Records about charts and figures:

## start

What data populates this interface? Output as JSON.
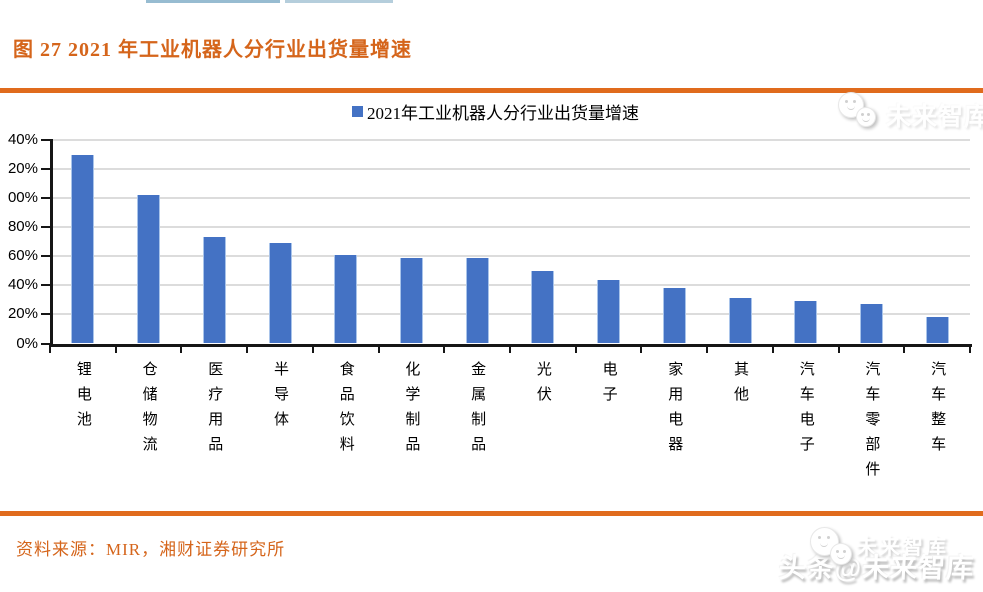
{
  "page": {
    "figure_title": "图 27 2021 年工业机器人分行业出货量增速",
    "source": "资料来源：MIR，湘财证券研究所"
  },
  "colors": {
    "accent_orange": "#d5651b",
    "bar_blue": "#4472c4",
    "grid_gray": "#dcdcdc"
  },
  "watermarks": {
    "top_right": "未来智库",
    "bottom_ghost": "未来智库",
    "bottom_main": "头条@未来智库"
  },
  "chart_data": {
    "type": "bar",
    "legend": "2021年工业机器人分行业出货量增速",
    "legend_position": "top-center",
    "categories": [
      "锂电池",
      "仓储物流",
      "医疗用品",
      "半导体",
      "食品饮料",
      "化学制品",
      "金属制品",
      "光伏",
      "电子",
      "家用电器",
      "其他",
      "汽车电子",
      "汽车零部件",
      "汽车整车"
    ],
    "values": [
      130,
      102,
      73,
      69,
      61,
      59,
      59,
      50,
      44,
      38,
      31,
      29,
      27,
      18
    ],
    "unit": "%",
    "ylim": [
      0,
      140
    ],
    "ytick_step": 20,
    "ytick_labels_top_to_bottom": [
      "40%",
      "20%",
      "00%",
      "80%",
      "60%",
      "40%",
      "20%",
      "0%"
    ],
    "grid": true,
    "bar_color": "#4472c4"
  }
}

## end

(SET EXERCISE): Output the data exactly. Pictures don't belong in the result.

(REPLY):
What data populates this interface? Output as JSON.
{
  "page": {
    "figure_title": "图 27 2021 年工业机器人分行业出货量增速",
    "source": "资料来源：MIR，湘财证券研究所"
  },
  "colors": {
    "accent_orange": "#d5651b",
    "bar_blue": "#4472c4",
    "grid_gray": "#dcdcdc"
  },
  "watermarks": {
    "top_right": "未来智库",
    "bottom_ghost": "未来智库",
    "bottom_main": "头条@未来智库"
  },
  "chart_data": {
    "type": "bar",
    "legend": "2021年工业机器人分行业出货量增速",
    "legend_position": "top-center",
    "categories": [
      "锂电池",
      "仓储物流",
      "医疗用品",
      "半导体",
      "食品饮料",
      "化学制品",
      "金属制品",
      "光伏",
      "电子",
      "家用电器",
      "其他",
      "汽车电子",
      "汽车零部件",
      "汽车整车"
    ],
    "values": [
      130,
      102,
      73,
      69,
      61,
      59,
      59,
      50,
      44,
      38,
      31,
      29,
      27,
      18
    ],
    "unit": "%",
    "ylim": [
      0,
      140
    ],
    "ytick_step": 20,
    "ytick_labels_top_to_bottom": [
      "40%",
      "20%",
      "00%",
      "80%",
      "60%",
      "40%",
      "20%",
      "0%"
    ],
    "grid": true,
    "bar_color": "#4472c4"
  }
}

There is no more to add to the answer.